** Begin EXTRACTED INFORMATION **

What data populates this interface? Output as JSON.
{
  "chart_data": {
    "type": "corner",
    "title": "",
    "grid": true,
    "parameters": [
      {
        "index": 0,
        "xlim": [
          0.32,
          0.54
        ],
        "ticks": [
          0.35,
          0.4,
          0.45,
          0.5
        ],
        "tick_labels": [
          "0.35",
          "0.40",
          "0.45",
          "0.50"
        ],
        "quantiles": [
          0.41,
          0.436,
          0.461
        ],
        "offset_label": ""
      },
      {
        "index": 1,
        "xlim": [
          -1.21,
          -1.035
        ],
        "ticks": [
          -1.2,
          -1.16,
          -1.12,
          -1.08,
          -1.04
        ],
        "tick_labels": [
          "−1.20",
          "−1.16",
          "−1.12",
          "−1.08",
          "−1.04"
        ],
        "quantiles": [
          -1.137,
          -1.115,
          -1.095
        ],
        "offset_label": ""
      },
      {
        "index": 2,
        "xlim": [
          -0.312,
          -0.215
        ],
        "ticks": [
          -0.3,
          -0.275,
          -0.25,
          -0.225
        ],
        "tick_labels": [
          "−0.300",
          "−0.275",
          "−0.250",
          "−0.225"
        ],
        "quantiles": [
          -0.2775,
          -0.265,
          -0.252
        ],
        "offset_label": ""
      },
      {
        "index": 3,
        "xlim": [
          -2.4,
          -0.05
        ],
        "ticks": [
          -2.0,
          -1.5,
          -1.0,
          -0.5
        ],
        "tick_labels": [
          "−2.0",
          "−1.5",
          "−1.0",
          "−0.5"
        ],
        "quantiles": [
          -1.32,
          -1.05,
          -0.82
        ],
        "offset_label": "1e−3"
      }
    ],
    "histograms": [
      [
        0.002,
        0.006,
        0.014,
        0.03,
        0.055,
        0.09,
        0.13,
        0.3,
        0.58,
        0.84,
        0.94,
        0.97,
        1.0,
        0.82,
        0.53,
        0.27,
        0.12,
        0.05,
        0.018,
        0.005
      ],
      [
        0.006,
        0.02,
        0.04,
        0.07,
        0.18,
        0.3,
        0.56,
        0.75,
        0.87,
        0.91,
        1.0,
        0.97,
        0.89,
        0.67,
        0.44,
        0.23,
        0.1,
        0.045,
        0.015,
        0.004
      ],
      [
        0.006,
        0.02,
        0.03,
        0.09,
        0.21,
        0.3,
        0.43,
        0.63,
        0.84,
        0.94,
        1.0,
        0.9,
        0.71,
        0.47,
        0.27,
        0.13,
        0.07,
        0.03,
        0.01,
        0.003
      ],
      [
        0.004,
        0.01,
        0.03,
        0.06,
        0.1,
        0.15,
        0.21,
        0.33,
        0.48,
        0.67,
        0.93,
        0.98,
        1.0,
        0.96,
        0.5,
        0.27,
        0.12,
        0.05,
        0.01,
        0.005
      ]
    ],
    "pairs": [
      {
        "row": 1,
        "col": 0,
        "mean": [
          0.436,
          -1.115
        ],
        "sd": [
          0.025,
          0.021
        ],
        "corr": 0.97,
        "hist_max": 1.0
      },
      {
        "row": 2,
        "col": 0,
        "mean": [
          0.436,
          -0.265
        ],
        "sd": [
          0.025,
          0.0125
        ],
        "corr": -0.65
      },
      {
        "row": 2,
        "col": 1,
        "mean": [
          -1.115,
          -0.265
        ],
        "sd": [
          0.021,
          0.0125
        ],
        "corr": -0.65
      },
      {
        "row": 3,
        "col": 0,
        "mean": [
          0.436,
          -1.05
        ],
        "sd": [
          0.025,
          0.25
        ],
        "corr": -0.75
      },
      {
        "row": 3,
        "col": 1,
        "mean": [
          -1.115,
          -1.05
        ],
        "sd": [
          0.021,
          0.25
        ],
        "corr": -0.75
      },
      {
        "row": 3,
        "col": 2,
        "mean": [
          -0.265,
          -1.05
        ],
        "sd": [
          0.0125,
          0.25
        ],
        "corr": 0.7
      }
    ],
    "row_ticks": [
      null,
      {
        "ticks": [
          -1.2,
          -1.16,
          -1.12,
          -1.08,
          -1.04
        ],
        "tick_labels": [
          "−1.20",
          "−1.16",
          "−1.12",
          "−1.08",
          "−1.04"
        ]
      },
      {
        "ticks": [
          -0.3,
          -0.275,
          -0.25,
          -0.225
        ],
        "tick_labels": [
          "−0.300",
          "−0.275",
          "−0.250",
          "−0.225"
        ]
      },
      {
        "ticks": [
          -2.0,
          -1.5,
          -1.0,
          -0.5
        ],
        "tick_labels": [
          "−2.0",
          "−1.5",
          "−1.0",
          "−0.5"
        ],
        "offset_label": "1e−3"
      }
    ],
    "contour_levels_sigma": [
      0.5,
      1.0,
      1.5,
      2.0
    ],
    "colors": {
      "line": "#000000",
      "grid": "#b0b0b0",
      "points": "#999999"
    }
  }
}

** End EXTRACTED INFORMATION **

◆ REQUEST
Reproduce the entries above in full by retyping them exactly.

◆ EXERCISE SOLUTION
What data populates this interface? Output as JSON.
{
  "chart_data": {
    "type": "corner",
    "title": "",
    "grid": true,
    "parameters": [
      {
        "index": 0,
        "xlim": [
          0.32,
          0.54
        ],
        "ticks": [
          0.35,
          0.4,
          0.45,
          0.5
        ],
        "tick_labels": [
          "0.35",
          "0.40",
          "0.45",
          "0.50"
        ],
        "quantiles": [
          0.41,
          0.436,
          0.461
        ],
        "offset_label": ""
      },
      {
        "index": 1,
        "xlim": [
          -1.21,
          -1.035
        ],
        "ticks": [
          -1.2,
          -1.16,
          -1.12,
          -1.08,
          -1.04
        ],
        "tick_labels": [
          "−1.20",
          "−1.16",
          "−1.12",
          "−1.08",
          "−1.04"
        ],
        "quantiles": [
          -1.137,
          -1.115,
          -1.095
        ],
        "offset_label": ""
      },
      {
        "index": 2,
        "xlim": [
          -0.312,
          -0.215
        ],
        "ticks": [
          -0.3,
          -0.275,
          -0.25,
          -0.225
        ],
        "tick_labels": [
          "−0.300",
          "−0.275",
          "−0.250",
          "−0.225"
        ],
        "quantiles": [
          -0.2775,
          -0.265,
          -0.252
        ],
        "offset_label": ""
      },
      {
        "index": 3,
        "xlim": [
          -2.4,
          -0.05
        ],
        "ticks": [
          -2.0,
          -1.5,
          -1.0,
          -0.5
        ],
        "tick_labels": [
          "−2.0",
          "−1.5",
          "−1.0",
          "−0.5"
        ],
        "quantiles": [
          -1.32,
          -1.05,
          -0.82
        ],
        "offset_label": "1e−3"
      }
    ],
    "histograms": [
      [
        0.002,
        0.006,
        0.014,
        0.03,
        0.055,
        0.09,
        0.13,
        0.3,
        0.58,
        0.84,
        0.94,
        0.97,
        1.0,
        0.82,
        0.53,
        0.27,
        0.12,
        0.05,
        0.018,
        0.005
      ],
      [
        0.006,
        0.02,
        0.04,
        0.07,
        0.18,
        0.3,
        0.56,
        0.75,
        0.87,
        0.91,
        1.0,
        0.97,
        0.89,
        0.67,
        0.44,
        0.23,
        0.1,
        0.045,
        0.015,
        0.004
      ],
      [
        0.006,
        0.02,
        0.03,
        0.09,
        0.21,
        0.3,
        0.43,
        0.63,
        0.84,
        0.94,
        1.0,
        0.9,
        0.71,
        0.47,
        0.27,
        0.13,
        0.07,
        0.03,
        0.01,
        0.003
      ],
      [
        0.004,
        0.01,
        0.03,
        0.06,
        0.1,
        0.15,
        0.21,
        0.33,
        0.48,
        0.67,
        0.93,
        0.98,
        1.0,
        0.96,
        0.5,
        0.27,
        0.12,
        0.05,
        0.01,
        0.005
      ]
    ],
    "pairs": [
      {
        "row": 1,
        "col": 0,
        "mean": [
          0.436,
          -1.115
        ],
        "sd": [
          0.025,
          0.021
        ],
        "corr": 0.97,
        "hist_max": 1.0
      },
      {
        "row": 2,
        "col": 0,
        "mean": [
          0.436,
          -0.265
        ],
        "sd": [
          0.025,
          0.0125
        ],
        "corr": -0.65
      },
      {
        "row": 2,
        "col": 1,
        "mean": [
          -1.115,
          -0.265
        ],
        "sd": [
          0.021,
          0.0125
        ],
        "corr": -0.65
      },
      {
        "row": 3,
        "col": 0,
        "mean": [
          0.436,
          -1.05
        ],
        "sd": [
          0.025,
          0.25
        ],
        "corr": -0.75
      },
      {
        "row": 3,
        "col": 1,
        "mean": [
          -1.115,
          -1.05
        ],
        "sd": [
          0.021,
          0.25
        ],
        "corr": -0.75
      },
      {
        "row": 3,
        "col": 2,
        "mean": [
          -0.265,
          -1.05
        ],
        "sd": [
          0.0125,
          0.25
        ],
        "corr": 0.7
      }
    ],
    "row_ticks": [
      null,
      {
        "ticks": [
          -1.2,
          -1.16,
          -1.12,
          -1.08,
          -1.04
        ],
        "tick_labels": [
          "−1.20",
          "−1.16",
          "−1.12",
          "−1.08",
          "−1.04"
        ]
      },
      {
        "ticks": [
          -0.3,
          -0.275,
          -0.25,
          -0.225
        ],
        "tick_labels": [
          "−0.300",
          "−0.275",
          "−0.250",
          "−0.225"
        ]
      },
      {
        "ticks": [
          -2.0,
          -1.5,
          -1.0,
          -0.5
        ],
        "tick_labels": [
          "−2.0",
          "−1.5",
          "−1.0",
          "−0.5"
        ],
        "offset_label": "1e−3"
      }
    ],
    "contour_levels_sigma": [
      0.5,
      1.0,
      1.5,
      2.0
    ],
    "colors": {
      "line": "#000000",
      "grid": "#b0b0b0",
      "points": "#999999"
    }
  }
}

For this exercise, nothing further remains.